* [Input]:

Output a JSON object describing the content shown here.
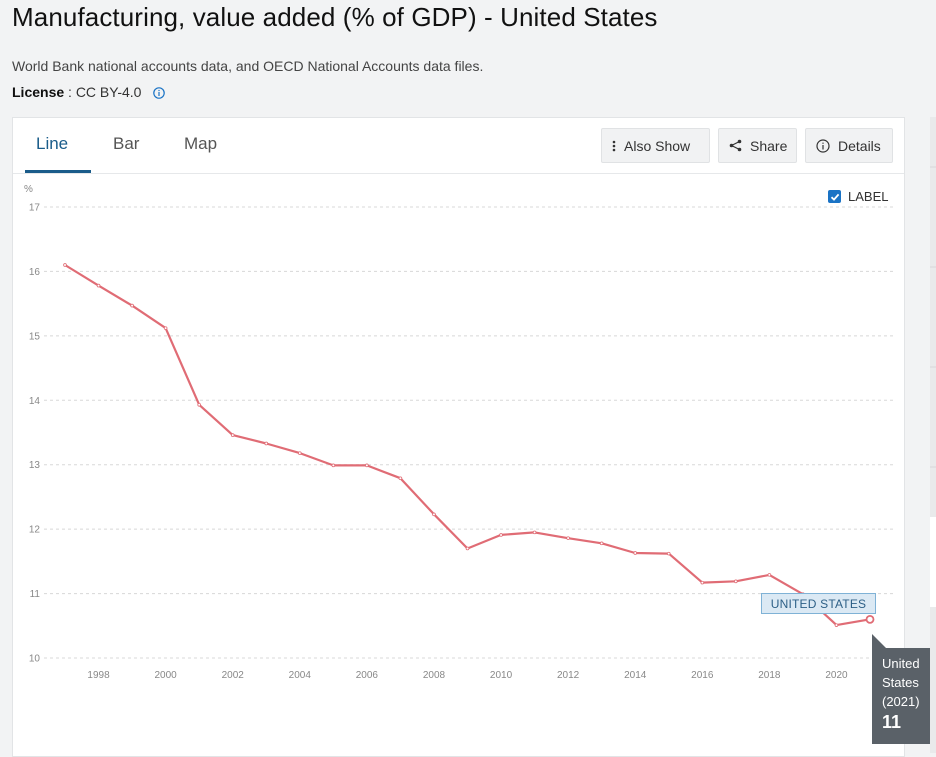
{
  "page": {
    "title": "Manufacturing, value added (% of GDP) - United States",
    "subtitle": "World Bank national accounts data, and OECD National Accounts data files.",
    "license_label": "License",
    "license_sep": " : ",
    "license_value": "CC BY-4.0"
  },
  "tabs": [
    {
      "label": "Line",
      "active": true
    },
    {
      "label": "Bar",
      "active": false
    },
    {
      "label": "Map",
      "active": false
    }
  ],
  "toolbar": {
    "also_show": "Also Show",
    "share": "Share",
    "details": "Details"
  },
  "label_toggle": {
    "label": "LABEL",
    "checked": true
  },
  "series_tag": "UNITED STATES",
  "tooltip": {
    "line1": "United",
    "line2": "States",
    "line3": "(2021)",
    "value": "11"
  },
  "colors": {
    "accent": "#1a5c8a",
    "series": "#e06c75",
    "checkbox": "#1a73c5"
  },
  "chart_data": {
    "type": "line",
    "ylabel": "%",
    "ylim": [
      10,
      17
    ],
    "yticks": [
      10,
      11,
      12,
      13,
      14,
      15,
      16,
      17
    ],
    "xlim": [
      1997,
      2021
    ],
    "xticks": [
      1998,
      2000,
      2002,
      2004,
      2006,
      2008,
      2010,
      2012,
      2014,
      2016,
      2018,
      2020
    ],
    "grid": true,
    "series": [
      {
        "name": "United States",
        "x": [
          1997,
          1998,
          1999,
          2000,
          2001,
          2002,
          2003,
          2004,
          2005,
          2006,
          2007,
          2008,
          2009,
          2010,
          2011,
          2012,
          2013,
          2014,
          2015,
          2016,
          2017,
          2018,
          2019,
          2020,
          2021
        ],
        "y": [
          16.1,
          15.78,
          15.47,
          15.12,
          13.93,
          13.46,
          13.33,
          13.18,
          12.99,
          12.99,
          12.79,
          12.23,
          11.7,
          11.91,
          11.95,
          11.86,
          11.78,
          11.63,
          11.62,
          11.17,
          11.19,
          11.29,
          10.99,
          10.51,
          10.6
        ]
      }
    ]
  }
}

* [What is expected]:
Every line is to be duplicated exactly, though pictures stay out.

* [Reply to the task]:
Output a JSON object describing the content shown here.
{
  "page": {
    "title": "Manufacturing, value added (% of GDP) - United States",
    "subtitle": "World Bank national accounts data, and OECD National Accounts data files.",
    "license_label": "License",
    "license_sep": " : ",
    "license_value": "CC BY-4.0"
  },
  "tabs": [
    {
      "label": "Line",
      "active": true
    },
    {
      "label": "Bar",
      "active": false
    },
    {
      "label": "Map",
      "active": false
    }
  ],
  "toolbar": {
    "also_show": "Also Show",
    "share": "Share",
    "details": "Details"
  },
  "label_toggle": {
    "label": "LABEL",
    "checked": true
  },
  "series_tag": "UNITED STATES",
  "tooltip": {
    "line1": "United",
    "line2": "States",
    "line3": "(2021)",
    "value": "11"
  },
  "colors": {
    "accent": "#1a5c8a",
    "series": "#e06c75",
    "checkbox": "#1a73c5"
  },
  "chart_data": {
    "type": "line",
    "ylabel": "%",
    "ylim": [
      10,
      17
    ],
    "yticks": [
      10,
      11,
      12,
      13,
      14,
      15,
      16,
      17
    ],
    "xlim": [
      1997,
      2021
    ],
    "xticks": [
      1998,
      2000,
      2002,
      2004,
      2006,
      2008,
      2010,
      2012,
      2014,
      2016,
      2018,
      2020
    ],
    "grid": true,
    "series": [
      {
        "name": "United States",
        "x": [
          1997,
          1998,
          1999,
          2000,
          2001,
          2002,
          2003,
          2004,
          2005,
          2006,
          2007,
          2008,
          2009,
          2010,
          2011,
          2012,
          2013,
          2014,
          2015,
          2016,
          2017,
          2018,
          2019,
          2020,
          2021
        ],
        "y": [
          16.1,
          15.78,
          15.47,
          15.12,
          13.93,
          13.46,
          13.33,
          13.18,
          12.99,
          12.99,
          12.79,
          12.23,
          11.7,
          11.91,
          11.95,
          11.86,
          11.78,
          11.63,
          11.62,
          11.17,
          11.19,
          11.29,
          10.99,
          10.51,
          10.6
        ]
      }
    ]
  }
}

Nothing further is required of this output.